## SET EXERCISE
Go through the material and pull out every line with the string "voucher" in it.
## START
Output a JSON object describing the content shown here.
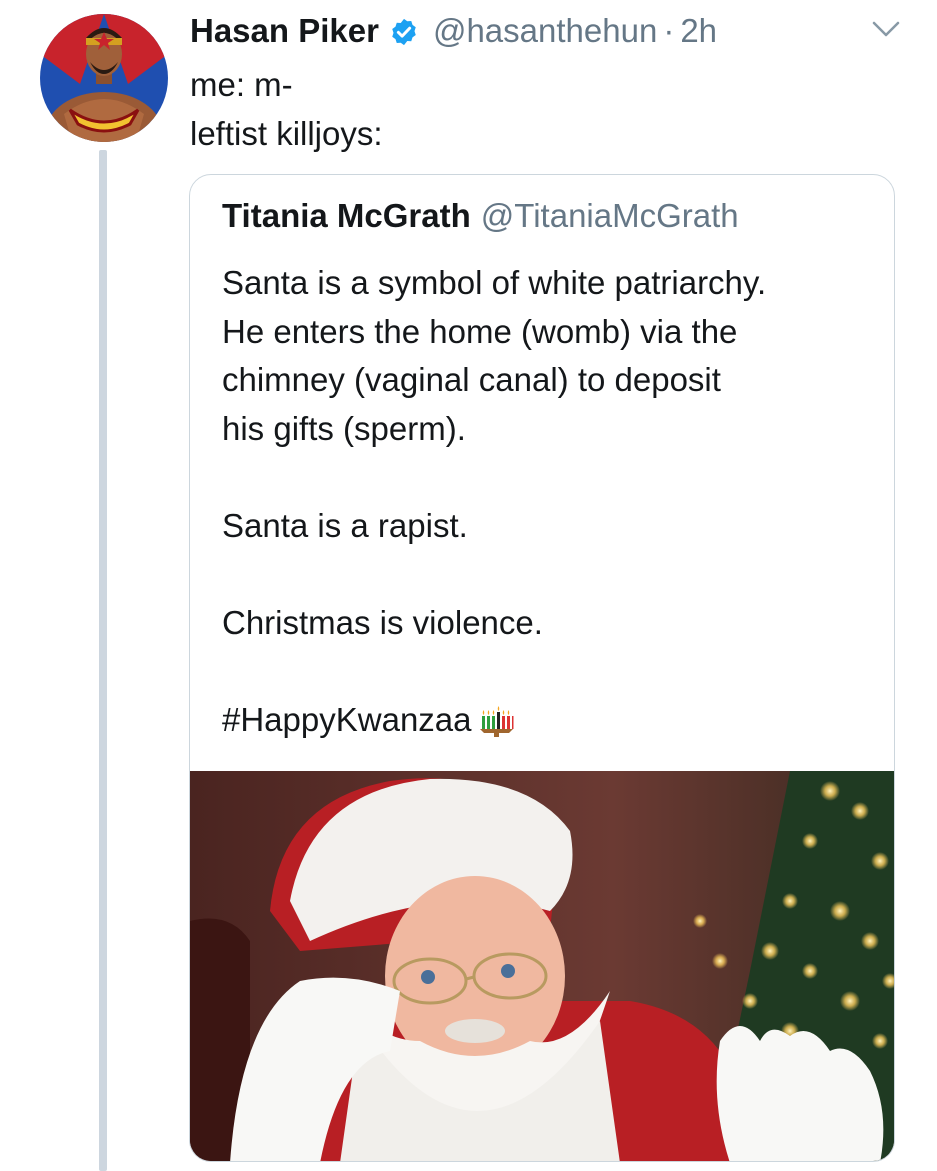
{
  "tweet": {
    "author_name": "Hasan Piker",
    "author_handle": "@hasanthehun",
    "separator": "·",
    "time": "2h",
    "verified_icon": "verified-badge-icon",
    "menu_icon": "chevron-down-icon",
    "text_lines": [
      "me: m-",
      "leftist killjoys:"
    ]
  },
  "quoted_tweet": {
    "author_name": "Titania McGrath",
    "author_handle": "@TitaniaMcGrath",
    "paragraph1": [
      "Santa is a symbol of white patriarchy.",
      "He enters the home (womb) via the",
      "chimney (vaginal canal) to deposit",
      "his gifts (sperm)."
    ],
    "paragraph2": "Santa is a rapist.",
    "paragraph3": "Christmas is violence.",
    "hashtag": "#HappyKwanzaa",
    "emoji_icon": "kinara-candles-icon"
  },
  "colors": {
    "text_primary": "#14171a",
    "text_secondary": "#657786",
    "verified_blue": "#1da1f2",
    "border": "#ccd6dd",
    "thread_line": "#cdd6df"
  }
}
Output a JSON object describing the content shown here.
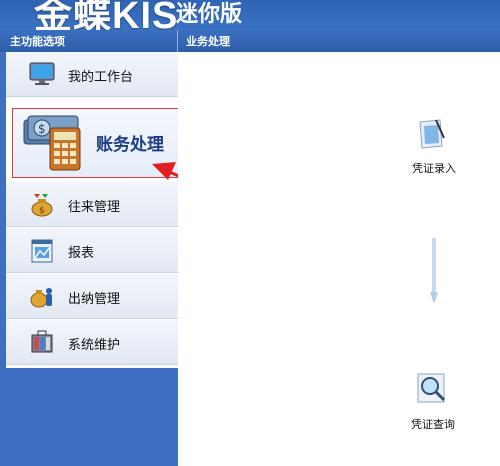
{
  "app": {
    "brand": "金蝶KIS",
    "edition": "迷你版"
  },
  "sidebar": {
    "title": "主功能选项",
    "items": [
      {
        "label": "我的工作台",
        "icon": "monitor-icon"
      },
      {
        "label": "账务处理",
        "icon": "calculator-money-icon",
        "selected": true
      },
      {
        "label": "往来管理",
        "icon": "money-bag-exchange-icon"
      },
      {
        "label": "报表",
        "icon": "report-icon"
      },
      {
        "label": "出纳管理",
        "icon": "cashier-bag-icon"
      },
      {
        "label": "系统维护",
        "icon": "toolbox-icon"
      }
    ]
  },
  "main": {
    "title": "业务处理",
    "flow": [
      {
        "label": "凭证录入",
        "icon": "voucher-entry-icon"
      },
      {
        "label": "凭证查询",
        "icon": "voucher-query-icon"
      }
    ]
  },
  "colors": {
    "header_blue": "#2e5ea9",
    "sidebar_blue": "#3c6fbf",
    "highlight_red": "#e23a3a",
    "selected_label": "#1d3d86"
  }
}
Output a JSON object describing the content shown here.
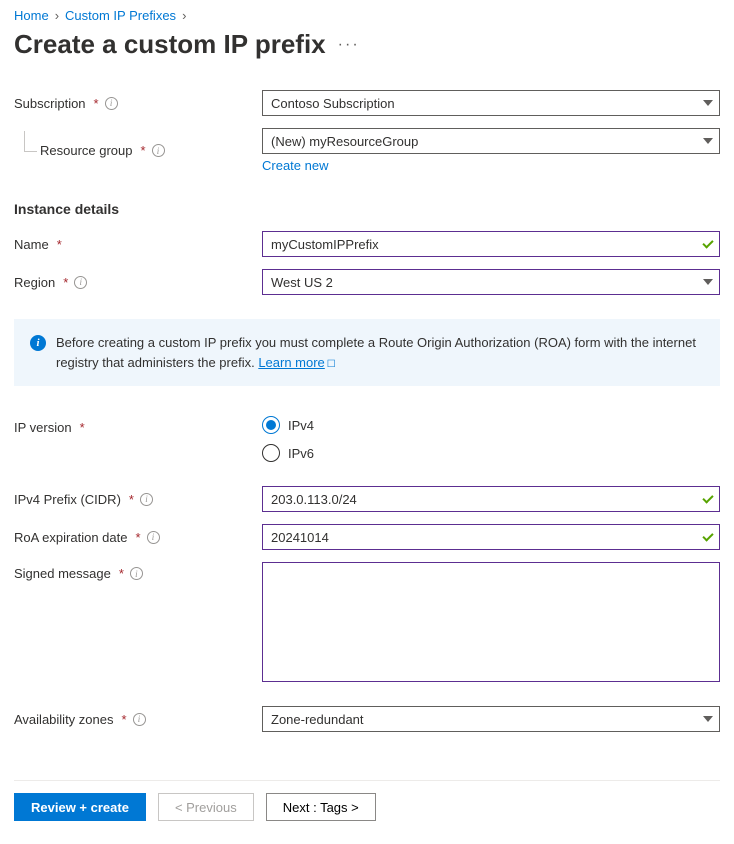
{
  "breadcrumb": {
    "home": "Home",
    "section": "Custom IP Prefixes"
  },
  "title": "Create a custom IP prefix",
  "labels": {
    "subscription": "Subscription",
    "resource_group": "Resource group",
    "create_new": "Create new",
    "instance_details": "Instance details",
    "name": "Name",
    "region": "Region",
    "ip_version": "IP version",
    "ipv4_prefix": "IPv4 Prefix (CIDR)",
    "roa_date": "RoA expiration date",
    "signed_message": "Signed message",
    "availability_zones": "Availability zones"
  },
  "values": {
    "subscription": "Contoso Subscription",
    "resource_group": "(New) myResourceGroup",
    "name": "myCustomIPPrefix",
    "region": "West US 2",
    "ipv4": "IPv4",
    "ipv6": "IPv6",
    "ipv4_prefix": "203.0.113.0/24",
    "roa_date": "20241014",
    "signed_message": "",
    "availability_zones": "Zone-redundant"
  },
  "banner": {
    "text": "Before creating a custom IP prefix you must complete a Route Origin Authorization (ROA) form with the internet registry that administers the prefix. ",
    "learn_more": "Learn more"
  },
  "buttons": {
    "review": "Review + create",
    "previous": "< Previous",
    "next": "Next : Tags >"
  }
}
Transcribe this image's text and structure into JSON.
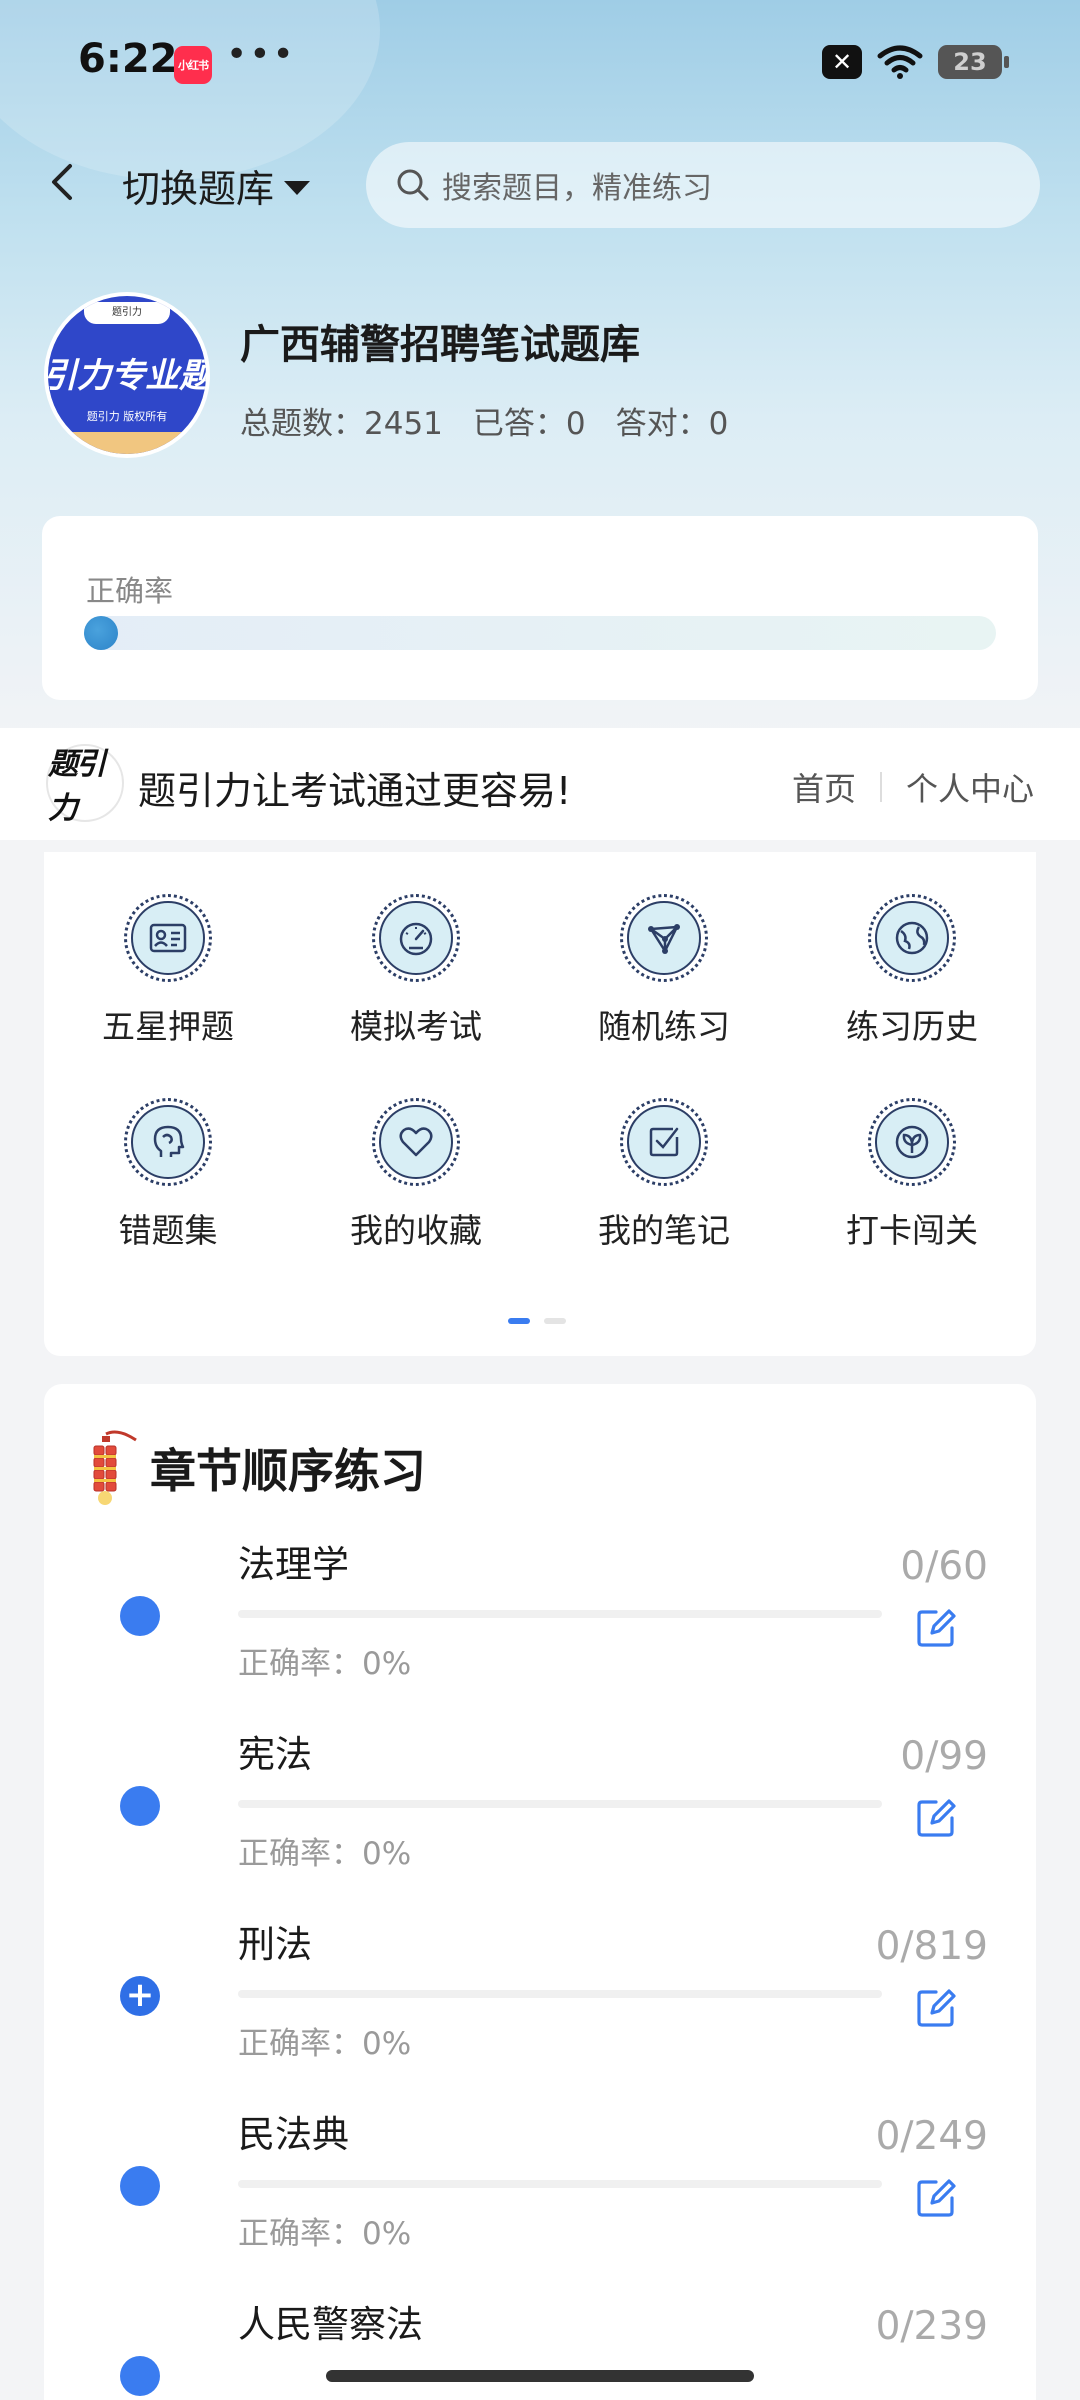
{
  "status_bar": {
    "time": "6:22",
    "app_badge": "小红书",
    "dots": "•••",
    "sim_label": "✕",
    "battery": "23"
  },
  "header": {
    "switch_label": "切换题库",
    "search_placeholder": "搜索题目，精准练习"
  },
  "bank": {
    "logo_top": "题引力",
    "logo_main": "引力专业题",
    "logo_sub": "题引力 版权所有",
    "title": "广西辅警招聘笔试题库",
    "stats": {
      "total": "总题数：2451",
      "answered": "已答：0",
      "correct": "答对：0"
    }
  },
  "accuracy": {
    "label": "正确率",
    "value": 0
  },
  "brand": {
    "logo_text": "题引力",
    "slogan": "题引力让考试通过更容易!",
    "links": {
      "home": "首页",
      "profile": "个人中心"
    }
  },
  "features": [
    {
      "label": "五星押题",
      "icon": "id-card-icon"
    },
    {
      "label": "模拟考试",
      "icon": "gauge-icon"
    },
    {
      "label": "随机练习",
      "icon": "network-icon"
    },
    {
      "label": "练习历史",
      "icon": "globe-icon"
    },
    {
      "label": "错题集",
      "icon": "head-icon"
    },
    {
      "label": "我的收藏",
      "icon": "heart-icon"
    },
    {
      "label": "我的笔记",
      "icon": "note-check-icon"
    },
    {
      "label": "打卡闯关",
      "icon": "leaf-icon"
    }
  ],
  "chapters": {
    "title": "章节顺序练习",
    "items": [
      {
        "name": "法理学",
        "accuracy": "正确率：0%",
        "count": "0/60",
        "marker": "dot"
      },
      {
        "name": "宪法",
        "accuracy": "正确率：0%",
        "count": "0/99",
        "marker": "dot"
      },
      {
        "name": "刑法",
        "accuracy": "正确率：0%",
        "count": "0/819",
        "marker": "plus"
      },
      {
        "name": "民法典",
        "accuracy": "正确率：0%",
        "count": "0/249",
        "marker": "dot"
      },
      {
        "name": "人民警察法",
        "accuracy": "",
        "count": "0/239",
        "marker": "dot"
      }
    ]
  },
  "colors": {
    "accent": "#3a7cf0",
    "icon_fill": "#d8eef5",
    "icon_stroke": "#2c3e66"
  }
}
## END
## ANSWER TO THIS TASK
        "icon": "voucher-entry-icon"
        "icon": "voucher-query-icon"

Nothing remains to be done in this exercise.